* **What is required**
Count how many lines in this material contain "only". The answer is that number alone.

* **Input records**
++++++
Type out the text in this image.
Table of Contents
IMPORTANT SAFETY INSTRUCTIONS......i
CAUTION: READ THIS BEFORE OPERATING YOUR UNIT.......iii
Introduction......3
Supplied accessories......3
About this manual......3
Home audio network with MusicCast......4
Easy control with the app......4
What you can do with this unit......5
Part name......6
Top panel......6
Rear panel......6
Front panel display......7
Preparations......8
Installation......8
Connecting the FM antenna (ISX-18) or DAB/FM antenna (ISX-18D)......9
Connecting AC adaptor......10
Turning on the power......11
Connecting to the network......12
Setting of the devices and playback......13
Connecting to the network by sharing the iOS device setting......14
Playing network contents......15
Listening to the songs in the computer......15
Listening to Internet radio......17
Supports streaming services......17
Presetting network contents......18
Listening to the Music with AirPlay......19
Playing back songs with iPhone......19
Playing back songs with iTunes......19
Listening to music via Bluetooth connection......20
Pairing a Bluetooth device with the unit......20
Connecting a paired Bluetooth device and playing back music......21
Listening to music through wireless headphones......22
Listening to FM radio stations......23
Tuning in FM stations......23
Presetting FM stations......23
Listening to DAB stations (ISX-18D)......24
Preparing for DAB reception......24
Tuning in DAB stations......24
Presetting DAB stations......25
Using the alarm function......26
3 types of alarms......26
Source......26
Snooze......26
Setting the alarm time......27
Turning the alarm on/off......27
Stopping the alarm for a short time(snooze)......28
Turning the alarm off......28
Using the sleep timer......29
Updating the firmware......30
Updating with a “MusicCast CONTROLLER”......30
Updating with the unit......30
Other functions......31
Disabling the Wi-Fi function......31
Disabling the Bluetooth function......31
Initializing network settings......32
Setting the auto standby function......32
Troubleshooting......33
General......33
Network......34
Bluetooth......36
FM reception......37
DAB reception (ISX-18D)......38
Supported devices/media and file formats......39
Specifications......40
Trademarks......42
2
++++++
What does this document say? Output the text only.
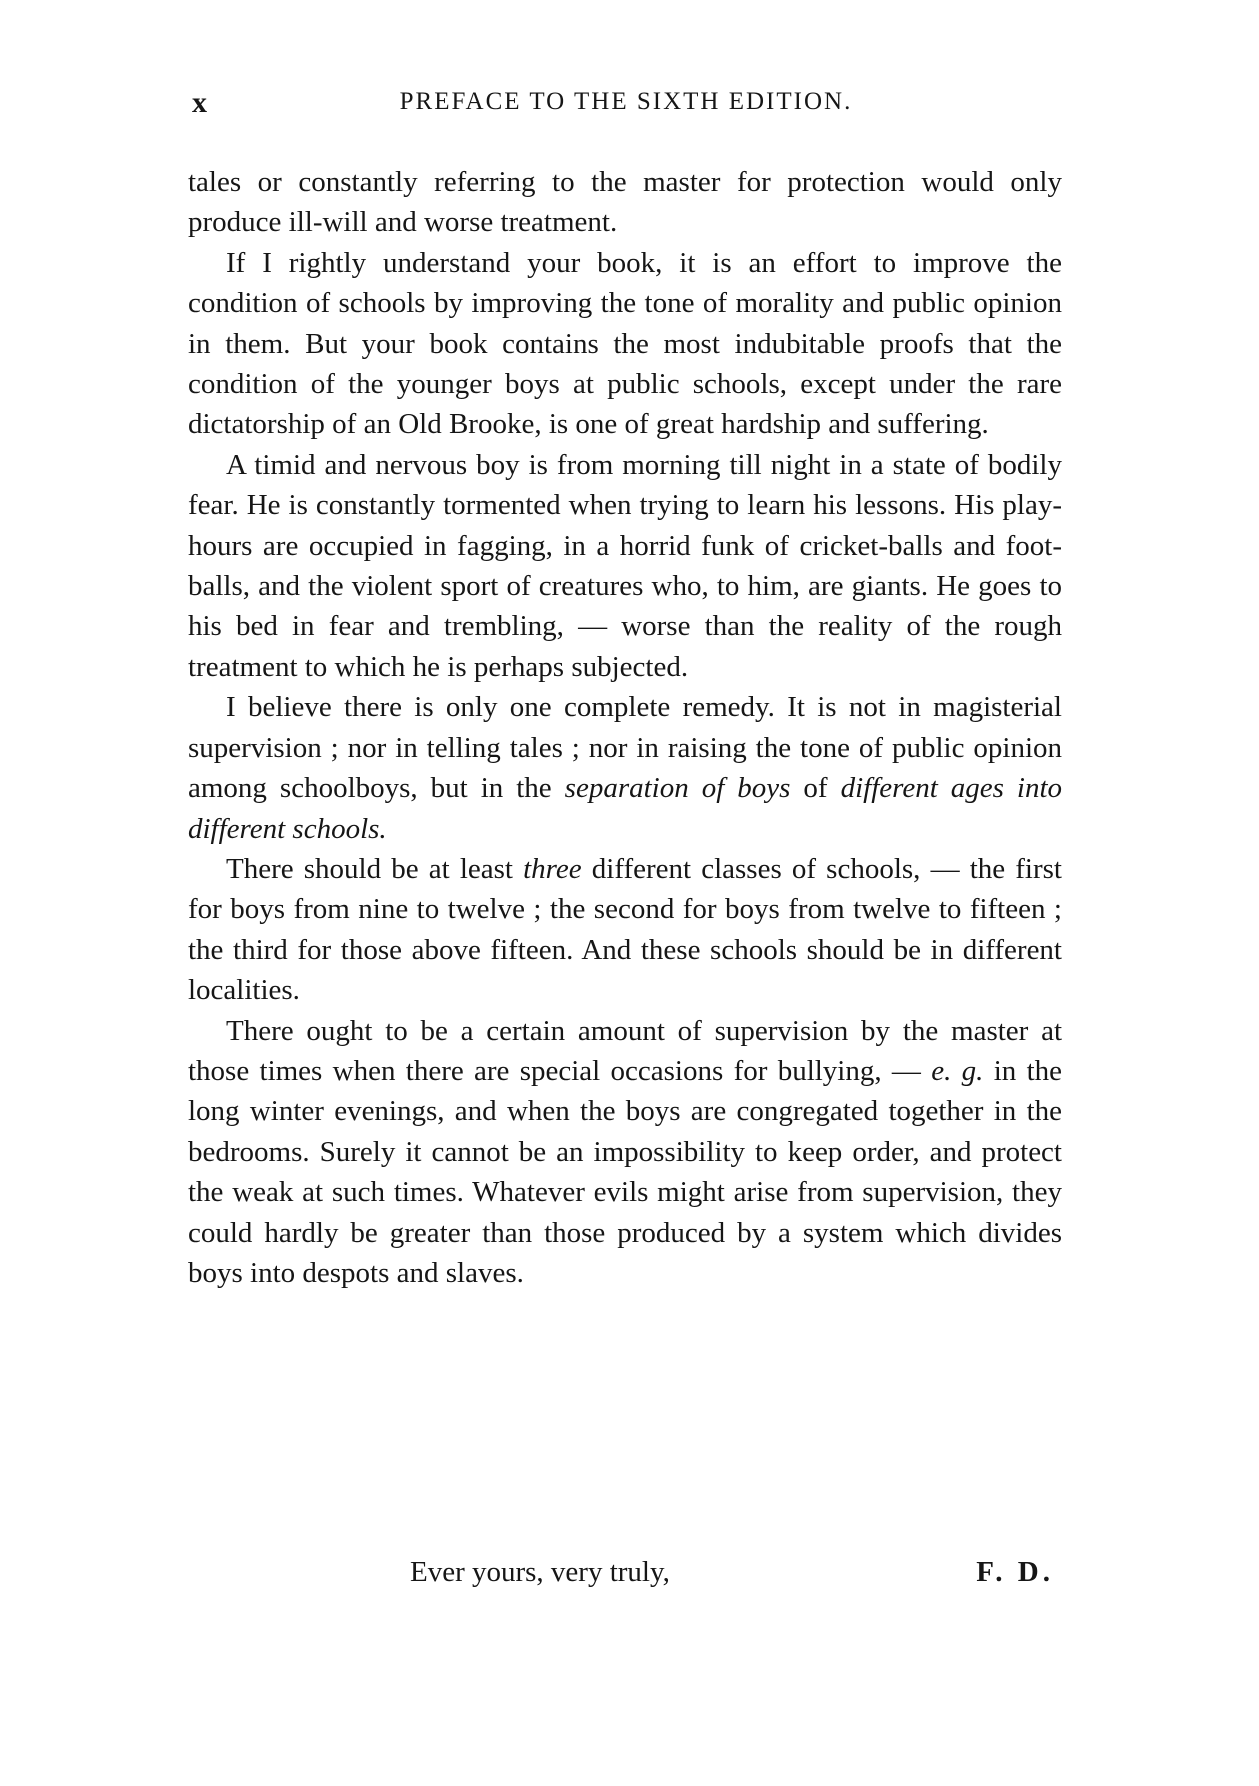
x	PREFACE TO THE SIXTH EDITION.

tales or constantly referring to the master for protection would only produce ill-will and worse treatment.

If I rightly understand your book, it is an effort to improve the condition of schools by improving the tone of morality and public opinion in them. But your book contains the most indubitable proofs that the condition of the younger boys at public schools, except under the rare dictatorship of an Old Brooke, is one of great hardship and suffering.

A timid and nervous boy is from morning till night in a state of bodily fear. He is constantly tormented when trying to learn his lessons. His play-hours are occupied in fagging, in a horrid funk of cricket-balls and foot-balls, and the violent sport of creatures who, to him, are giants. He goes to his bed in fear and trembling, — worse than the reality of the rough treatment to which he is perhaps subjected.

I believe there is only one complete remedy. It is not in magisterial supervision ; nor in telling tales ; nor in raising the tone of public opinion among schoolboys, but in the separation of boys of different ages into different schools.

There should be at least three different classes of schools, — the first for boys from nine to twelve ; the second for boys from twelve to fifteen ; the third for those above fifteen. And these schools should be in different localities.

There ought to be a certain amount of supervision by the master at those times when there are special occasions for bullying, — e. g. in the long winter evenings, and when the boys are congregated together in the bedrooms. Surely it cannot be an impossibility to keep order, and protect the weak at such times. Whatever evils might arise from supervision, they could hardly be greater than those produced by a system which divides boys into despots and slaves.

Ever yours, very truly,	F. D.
++++++
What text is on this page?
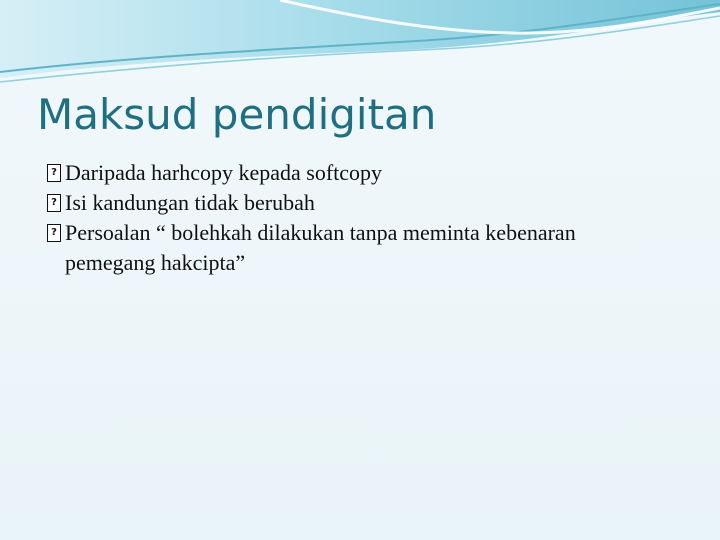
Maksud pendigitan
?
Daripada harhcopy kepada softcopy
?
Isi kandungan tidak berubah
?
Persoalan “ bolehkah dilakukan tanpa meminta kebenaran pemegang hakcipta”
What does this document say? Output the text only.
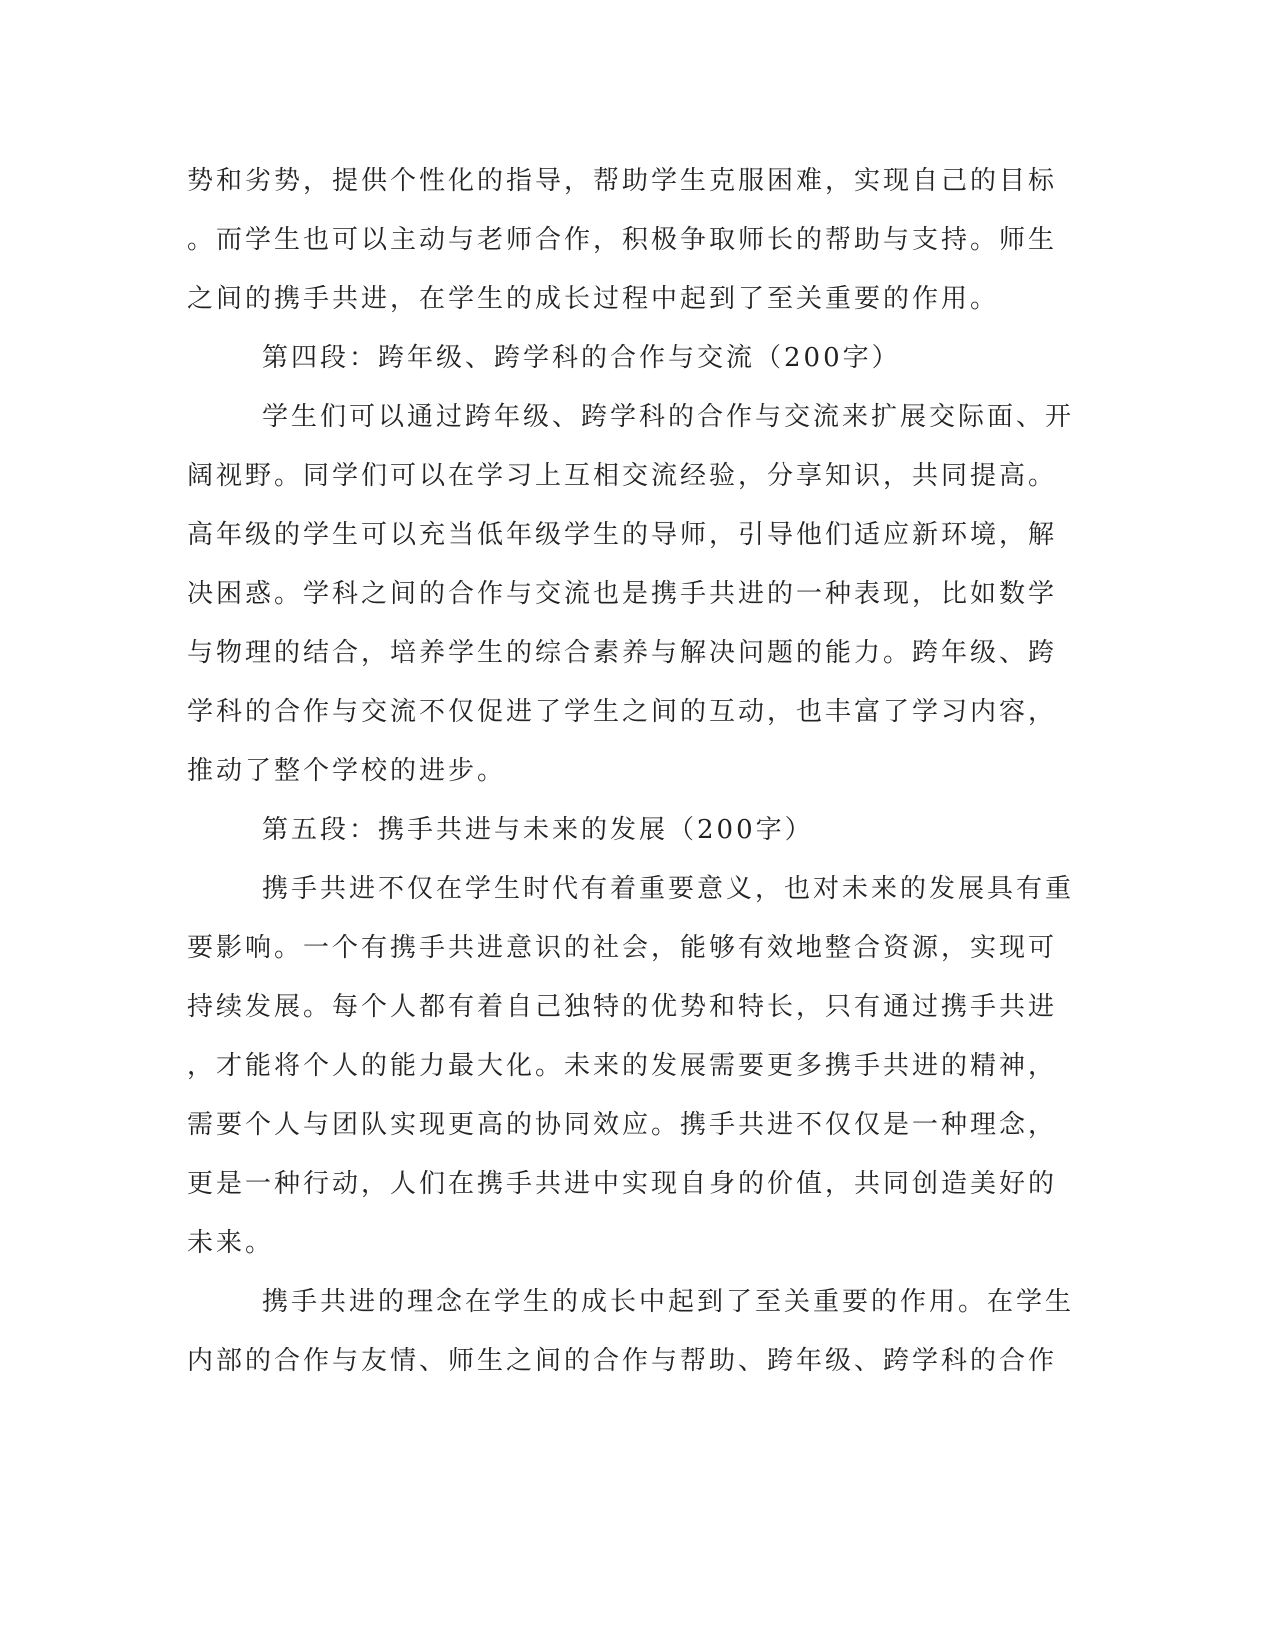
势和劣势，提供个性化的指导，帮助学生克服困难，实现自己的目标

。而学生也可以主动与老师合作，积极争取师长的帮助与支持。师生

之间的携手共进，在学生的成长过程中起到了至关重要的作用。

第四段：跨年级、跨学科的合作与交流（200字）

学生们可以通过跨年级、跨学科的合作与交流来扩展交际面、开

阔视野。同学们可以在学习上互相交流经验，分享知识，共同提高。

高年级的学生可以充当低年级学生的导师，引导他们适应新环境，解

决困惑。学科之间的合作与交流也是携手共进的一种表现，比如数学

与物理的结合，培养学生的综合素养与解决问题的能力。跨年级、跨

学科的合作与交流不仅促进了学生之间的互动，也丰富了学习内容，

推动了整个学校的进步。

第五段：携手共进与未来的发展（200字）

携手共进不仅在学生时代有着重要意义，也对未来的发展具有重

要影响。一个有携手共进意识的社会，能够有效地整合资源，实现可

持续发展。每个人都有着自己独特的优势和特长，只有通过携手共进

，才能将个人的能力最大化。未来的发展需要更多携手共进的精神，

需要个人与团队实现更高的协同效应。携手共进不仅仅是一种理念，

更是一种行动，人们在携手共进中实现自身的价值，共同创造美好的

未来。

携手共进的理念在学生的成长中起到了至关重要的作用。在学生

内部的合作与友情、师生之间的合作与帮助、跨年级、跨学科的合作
++++++
* **Task output**
4